* [WHAT YOU ARE ASKED TO DO]:
Where a line holds the string "председателя", return that line.

* [SUPPLIED MATERIAL]:
• • • • •
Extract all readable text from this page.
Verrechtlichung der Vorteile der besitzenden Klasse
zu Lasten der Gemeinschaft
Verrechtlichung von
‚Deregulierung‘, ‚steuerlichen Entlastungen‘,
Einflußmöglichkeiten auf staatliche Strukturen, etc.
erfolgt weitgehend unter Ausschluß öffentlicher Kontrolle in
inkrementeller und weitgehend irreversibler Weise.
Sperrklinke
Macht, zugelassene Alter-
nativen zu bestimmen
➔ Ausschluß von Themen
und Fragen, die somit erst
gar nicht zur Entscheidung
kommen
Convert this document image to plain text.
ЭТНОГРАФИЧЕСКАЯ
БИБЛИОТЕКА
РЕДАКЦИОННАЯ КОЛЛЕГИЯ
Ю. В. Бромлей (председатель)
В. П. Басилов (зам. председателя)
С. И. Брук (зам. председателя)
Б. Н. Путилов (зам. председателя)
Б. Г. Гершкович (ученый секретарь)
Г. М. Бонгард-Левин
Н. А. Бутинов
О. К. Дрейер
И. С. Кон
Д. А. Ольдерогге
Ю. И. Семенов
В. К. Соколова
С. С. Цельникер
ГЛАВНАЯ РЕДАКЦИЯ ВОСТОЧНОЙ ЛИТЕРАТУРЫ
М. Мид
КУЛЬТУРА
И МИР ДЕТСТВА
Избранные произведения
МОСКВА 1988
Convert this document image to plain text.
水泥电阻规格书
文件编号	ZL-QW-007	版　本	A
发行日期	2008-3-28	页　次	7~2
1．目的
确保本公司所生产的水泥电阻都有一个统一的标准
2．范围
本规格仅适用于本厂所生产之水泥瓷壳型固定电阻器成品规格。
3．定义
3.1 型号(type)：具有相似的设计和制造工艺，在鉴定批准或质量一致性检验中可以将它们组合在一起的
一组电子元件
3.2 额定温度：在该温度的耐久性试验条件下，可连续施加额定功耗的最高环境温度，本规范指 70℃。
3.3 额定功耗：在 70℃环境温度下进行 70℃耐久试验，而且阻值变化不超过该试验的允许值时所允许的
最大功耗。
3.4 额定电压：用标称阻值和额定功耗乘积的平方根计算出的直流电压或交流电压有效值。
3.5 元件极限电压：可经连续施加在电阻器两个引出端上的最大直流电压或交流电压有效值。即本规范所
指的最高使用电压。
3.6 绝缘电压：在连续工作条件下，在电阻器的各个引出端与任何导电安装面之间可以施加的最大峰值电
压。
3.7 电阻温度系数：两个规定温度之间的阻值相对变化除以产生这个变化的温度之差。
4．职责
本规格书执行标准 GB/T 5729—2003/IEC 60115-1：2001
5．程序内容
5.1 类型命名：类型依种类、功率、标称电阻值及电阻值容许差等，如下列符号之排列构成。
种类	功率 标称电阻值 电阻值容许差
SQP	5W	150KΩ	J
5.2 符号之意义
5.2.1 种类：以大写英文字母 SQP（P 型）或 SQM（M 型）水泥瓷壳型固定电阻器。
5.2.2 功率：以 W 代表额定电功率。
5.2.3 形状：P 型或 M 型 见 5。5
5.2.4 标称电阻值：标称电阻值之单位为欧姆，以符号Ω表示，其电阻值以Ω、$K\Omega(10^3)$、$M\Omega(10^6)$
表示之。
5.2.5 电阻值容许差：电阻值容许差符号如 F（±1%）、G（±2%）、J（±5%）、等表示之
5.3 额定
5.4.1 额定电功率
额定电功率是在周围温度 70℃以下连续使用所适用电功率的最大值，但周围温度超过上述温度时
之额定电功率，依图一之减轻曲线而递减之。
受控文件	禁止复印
• • • • •
* [RESULT OF THE TASK]:
В. П. Басилов (зам. председателя)
С. И. Брук (зам. председателя)
Б. Н. Путилов (зам. председателя)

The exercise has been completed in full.